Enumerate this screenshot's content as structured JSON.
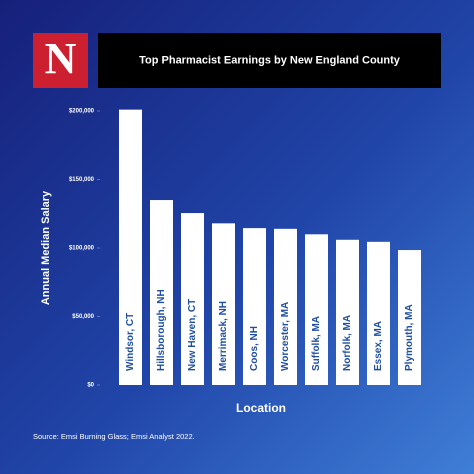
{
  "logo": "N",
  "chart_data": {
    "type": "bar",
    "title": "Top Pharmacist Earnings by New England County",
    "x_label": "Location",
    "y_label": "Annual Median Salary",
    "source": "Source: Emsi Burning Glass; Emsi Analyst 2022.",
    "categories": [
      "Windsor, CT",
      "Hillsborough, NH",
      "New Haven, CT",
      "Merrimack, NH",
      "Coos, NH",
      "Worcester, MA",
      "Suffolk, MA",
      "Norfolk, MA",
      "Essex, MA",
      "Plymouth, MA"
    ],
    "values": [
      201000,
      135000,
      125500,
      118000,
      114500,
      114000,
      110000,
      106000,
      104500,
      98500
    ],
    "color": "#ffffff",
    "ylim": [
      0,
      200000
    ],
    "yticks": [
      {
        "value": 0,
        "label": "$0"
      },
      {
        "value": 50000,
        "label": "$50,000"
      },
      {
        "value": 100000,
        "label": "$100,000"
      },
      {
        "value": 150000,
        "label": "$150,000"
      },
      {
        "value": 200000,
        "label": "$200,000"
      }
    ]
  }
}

--

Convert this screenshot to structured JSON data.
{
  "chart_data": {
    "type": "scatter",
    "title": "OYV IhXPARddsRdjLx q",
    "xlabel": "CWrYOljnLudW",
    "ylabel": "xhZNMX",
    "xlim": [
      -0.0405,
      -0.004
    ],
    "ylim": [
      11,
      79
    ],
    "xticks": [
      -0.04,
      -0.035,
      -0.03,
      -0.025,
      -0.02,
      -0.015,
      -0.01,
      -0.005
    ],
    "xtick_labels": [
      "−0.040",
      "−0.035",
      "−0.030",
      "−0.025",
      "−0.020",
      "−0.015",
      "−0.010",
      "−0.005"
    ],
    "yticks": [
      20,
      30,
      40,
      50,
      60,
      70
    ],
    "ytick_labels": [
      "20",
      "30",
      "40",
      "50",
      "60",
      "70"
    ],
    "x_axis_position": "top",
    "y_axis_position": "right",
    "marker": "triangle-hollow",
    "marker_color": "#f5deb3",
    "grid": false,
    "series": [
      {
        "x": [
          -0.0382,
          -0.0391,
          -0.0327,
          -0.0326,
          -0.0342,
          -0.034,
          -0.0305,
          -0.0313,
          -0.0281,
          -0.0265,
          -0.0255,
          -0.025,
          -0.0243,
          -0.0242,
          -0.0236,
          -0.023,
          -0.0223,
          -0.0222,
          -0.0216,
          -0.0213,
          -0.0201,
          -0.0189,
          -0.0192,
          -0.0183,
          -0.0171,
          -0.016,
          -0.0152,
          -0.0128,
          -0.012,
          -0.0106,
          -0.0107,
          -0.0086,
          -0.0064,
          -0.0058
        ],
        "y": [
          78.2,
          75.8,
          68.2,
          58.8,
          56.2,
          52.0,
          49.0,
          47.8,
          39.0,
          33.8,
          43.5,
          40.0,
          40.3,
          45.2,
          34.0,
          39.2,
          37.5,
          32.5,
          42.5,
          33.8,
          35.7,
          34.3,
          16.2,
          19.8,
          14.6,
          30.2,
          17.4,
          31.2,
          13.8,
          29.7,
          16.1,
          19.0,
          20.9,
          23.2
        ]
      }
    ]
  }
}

Description of the task>
Identify and list each line with the word "structured".

Solution for this task>
Enumerate this screenshot's content as structured JSON.
Convert this screenshot to structured JSON data.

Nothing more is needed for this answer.